# [The problem]
Gather each line of the entries below that includes "Mental".

* begin Records to use *

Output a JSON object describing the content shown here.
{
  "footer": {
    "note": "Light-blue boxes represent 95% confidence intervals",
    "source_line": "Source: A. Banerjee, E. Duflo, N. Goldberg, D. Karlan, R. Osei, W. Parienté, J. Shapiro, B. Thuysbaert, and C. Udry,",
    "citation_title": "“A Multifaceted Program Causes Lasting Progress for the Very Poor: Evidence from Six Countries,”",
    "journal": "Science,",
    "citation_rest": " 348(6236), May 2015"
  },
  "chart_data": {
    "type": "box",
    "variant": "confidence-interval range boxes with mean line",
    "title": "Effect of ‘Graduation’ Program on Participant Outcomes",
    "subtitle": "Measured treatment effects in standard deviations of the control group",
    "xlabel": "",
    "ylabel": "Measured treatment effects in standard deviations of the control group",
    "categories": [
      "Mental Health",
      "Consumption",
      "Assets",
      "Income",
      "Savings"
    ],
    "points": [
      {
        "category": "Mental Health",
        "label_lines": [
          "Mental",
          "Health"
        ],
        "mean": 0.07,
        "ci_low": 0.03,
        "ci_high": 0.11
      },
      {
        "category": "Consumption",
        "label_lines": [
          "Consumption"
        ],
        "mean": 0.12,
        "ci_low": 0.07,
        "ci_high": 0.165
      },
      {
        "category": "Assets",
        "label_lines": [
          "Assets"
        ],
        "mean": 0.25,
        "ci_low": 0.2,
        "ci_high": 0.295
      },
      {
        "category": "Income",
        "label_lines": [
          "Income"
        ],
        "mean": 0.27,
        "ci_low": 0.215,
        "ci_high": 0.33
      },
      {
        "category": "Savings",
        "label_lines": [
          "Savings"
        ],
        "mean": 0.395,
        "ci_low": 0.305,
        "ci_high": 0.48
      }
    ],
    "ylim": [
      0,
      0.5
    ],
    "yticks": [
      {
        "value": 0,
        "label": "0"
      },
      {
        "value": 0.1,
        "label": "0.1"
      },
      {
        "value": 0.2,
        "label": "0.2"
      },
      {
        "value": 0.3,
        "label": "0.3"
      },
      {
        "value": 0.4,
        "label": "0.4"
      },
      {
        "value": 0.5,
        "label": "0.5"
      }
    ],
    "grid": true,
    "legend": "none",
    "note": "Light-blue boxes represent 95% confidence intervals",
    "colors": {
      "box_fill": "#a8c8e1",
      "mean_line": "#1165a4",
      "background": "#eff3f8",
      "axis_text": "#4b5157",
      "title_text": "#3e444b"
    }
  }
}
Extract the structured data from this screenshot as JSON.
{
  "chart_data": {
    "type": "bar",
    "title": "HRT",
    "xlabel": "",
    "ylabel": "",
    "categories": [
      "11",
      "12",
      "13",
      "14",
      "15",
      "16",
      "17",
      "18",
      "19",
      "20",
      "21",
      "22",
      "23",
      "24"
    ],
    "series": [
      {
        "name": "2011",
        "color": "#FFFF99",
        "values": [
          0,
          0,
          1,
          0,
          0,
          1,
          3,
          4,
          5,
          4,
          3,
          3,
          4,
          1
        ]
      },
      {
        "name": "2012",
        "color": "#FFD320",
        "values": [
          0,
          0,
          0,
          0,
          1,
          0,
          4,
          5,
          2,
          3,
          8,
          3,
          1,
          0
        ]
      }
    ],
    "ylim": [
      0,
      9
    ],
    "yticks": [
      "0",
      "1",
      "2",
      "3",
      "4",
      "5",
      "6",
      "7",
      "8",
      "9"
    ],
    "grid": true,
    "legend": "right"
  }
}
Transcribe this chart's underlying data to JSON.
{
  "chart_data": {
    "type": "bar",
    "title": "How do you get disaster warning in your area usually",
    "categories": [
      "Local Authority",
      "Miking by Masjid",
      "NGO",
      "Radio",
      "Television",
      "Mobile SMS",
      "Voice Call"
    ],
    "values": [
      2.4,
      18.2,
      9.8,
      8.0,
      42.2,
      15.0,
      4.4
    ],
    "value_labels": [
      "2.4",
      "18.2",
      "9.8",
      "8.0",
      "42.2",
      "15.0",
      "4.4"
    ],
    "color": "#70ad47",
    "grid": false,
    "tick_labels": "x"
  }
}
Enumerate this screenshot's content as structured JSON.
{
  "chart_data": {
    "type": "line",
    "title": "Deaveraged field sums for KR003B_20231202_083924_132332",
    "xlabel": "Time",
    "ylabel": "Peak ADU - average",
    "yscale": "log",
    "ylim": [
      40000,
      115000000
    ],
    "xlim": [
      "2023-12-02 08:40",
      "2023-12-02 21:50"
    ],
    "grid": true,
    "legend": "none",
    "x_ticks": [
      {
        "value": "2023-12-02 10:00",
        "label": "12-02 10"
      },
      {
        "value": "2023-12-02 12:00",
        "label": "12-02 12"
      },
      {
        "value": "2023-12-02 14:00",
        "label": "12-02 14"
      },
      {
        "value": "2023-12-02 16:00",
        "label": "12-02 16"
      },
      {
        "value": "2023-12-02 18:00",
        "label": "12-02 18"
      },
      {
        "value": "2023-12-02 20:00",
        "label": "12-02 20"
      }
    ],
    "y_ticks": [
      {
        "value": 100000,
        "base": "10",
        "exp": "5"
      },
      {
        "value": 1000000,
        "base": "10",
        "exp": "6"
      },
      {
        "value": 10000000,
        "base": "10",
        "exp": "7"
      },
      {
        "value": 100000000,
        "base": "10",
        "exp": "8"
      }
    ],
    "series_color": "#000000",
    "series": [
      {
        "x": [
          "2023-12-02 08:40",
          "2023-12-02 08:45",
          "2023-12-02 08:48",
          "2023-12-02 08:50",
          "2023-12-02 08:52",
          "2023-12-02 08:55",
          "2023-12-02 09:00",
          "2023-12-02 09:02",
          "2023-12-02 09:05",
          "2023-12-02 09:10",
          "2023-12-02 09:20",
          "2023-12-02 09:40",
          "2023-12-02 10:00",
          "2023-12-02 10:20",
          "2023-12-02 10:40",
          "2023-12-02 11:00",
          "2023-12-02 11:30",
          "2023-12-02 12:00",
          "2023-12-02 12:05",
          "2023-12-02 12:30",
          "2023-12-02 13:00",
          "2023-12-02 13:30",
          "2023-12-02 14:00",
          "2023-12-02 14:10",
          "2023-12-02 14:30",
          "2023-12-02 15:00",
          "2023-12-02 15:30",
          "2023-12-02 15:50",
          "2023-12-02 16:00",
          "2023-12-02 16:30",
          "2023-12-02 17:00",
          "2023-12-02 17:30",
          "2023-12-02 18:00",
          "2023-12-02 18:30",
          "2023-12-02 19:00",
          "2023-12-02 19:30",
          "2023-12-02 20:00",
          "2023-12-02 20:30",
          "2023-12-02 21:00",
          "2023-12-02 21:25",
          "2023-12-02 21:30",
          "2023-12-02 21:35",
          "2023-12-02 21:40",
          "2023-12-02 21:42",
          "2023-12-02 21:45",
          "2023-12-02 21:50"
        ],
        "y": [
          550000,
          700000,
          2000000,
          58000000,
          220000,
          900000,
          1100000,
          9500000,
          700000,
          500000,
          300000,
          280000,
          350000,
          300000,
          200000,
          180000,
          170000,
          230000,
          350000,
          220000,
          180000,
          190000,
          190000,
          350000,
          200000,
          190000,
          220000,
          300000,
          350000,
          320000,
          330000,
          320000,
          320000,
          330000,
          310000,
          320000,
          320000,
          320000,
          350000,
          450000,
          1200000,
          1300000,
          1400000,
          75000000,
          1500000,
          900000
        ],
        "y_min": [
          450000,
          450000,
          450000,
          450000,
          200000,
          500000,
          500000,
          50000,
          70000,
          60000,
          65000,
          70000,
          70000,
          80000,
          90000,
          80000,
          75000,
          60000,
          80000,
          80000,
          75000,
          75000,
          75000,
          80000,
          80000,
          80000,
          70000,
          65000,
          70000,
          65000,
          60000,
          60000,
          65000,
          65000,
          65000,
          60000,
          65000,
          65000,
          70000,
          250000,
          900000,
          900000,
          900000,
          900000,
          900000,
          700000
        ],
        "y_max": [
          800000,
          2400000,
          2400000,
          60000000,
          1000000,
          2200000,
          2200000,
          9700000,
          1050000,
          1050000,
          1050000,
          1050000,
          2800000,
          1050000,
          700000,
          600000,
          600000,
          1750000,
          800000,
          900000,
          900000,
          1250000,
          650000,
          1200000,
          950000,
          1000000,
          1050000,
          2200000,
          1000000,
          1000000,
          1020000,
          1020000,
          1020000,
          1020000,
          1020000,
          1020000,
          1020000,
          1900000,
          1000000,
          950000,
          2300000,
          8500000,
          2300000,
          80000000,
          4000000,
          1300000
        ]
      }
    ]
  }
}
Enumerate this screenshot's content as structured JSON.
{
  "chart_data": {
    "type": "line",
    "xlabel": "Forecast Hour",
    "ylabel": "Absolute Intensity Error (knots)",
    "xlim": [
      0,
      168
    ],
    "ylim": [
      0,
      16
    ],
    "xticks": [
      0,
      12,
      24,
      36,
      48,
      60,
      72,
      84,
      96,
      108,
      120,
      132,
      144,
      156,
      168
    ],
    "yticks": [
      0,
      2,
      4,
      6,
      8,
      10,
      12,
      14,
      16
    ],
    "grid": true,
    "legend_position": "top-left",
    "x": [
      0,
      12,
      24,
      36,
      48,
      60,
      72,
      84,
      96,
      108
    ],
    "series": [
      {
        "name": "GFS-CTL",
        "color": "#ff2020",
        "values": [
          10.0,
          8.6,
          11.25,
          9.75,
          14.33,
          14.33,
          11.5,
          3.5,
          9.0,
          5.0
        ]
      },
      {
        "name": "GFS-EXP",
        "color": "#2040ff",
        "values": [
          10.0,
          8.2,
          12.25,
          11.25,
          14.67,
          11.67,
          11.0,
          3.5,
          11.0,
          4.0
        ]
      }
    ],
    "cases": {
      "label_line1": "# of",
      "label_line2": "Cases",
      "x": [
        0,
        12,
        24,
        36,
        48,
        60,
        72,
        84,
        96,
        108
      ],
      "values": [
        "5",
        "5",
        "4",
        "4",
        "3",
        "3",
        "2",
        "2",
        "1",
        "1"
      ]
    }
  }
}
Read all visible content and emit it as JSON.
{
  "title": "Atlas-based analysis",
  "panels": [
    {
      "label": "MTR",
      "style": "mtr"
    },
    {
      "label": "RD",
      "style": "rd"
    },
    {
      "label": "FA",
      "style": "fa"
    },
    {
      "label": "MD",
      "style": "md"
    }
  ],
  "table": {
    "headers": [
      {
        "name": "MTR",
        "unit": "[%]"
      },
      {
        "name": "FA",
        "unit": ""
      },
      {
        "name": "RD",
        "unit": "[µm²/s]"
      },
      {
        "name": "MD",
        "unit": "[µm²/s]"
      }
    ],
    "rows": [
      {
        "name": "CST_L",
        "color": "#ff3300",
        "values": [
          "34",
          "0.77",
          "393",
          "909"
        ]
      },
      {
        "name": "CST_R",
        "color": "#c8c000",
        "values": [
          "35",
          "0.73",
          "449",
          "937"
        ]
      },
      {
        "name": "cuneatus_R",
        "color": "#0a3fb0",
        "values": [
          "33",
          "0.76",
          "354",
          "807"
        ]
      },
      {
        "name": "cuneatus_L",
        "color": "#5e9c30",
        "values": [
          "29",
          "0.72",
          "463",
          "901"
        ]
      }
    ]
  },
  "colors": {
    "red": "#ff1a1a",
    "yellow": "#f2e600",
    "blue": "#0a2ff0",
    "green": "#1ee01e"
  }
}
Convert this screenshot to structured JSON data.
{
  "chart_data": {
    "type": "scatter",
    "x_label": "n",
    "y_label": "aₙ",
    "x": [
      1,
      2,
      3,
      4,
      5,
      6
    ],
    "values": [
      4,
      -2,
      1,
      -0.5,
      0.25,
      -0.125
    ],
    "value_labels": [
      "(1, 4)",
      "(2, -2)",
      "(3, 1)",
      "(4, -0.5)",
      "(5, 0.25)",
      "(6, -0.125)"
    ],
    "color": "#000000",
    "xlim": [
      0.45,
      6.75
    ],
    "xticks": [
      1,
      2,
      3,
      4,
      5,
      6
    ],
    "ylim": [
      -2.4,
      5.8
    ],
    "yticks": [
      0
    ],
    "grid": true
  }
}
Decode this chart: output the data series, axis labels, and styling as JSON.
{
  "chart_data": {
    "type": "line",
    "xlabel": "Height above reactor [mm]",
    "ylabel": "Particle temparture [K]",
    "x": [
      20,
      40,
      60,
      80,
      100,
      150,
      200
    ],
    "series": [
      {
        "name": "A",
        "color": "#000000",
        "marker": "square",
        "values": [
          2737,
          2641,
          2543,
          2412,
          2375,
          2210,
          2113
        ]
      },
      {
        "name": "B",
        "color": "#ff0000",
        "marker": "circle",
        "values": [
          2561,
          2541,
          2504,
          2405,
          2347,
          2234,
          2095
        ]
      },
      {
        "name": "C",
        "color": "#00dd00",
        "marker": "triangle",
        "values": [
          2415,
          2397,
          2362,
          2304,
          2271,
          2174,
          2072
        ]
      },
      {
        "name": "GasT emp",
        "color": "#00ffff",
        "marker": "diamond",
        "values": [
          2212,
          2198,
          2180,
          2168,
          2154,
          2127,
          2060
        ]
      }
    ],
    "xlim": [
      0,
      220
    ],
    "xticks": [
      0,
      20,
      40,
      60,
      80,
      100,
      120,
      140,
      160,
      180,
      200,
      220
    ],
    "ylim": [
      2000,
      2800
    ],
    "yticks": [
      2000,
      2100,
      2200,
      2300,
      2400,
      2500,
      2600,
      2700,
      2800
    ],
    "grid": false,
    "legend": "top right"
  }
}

* end Records to use *

# [Response]
      "Mental Health",
        "category": "Mental Health",
          "Mental",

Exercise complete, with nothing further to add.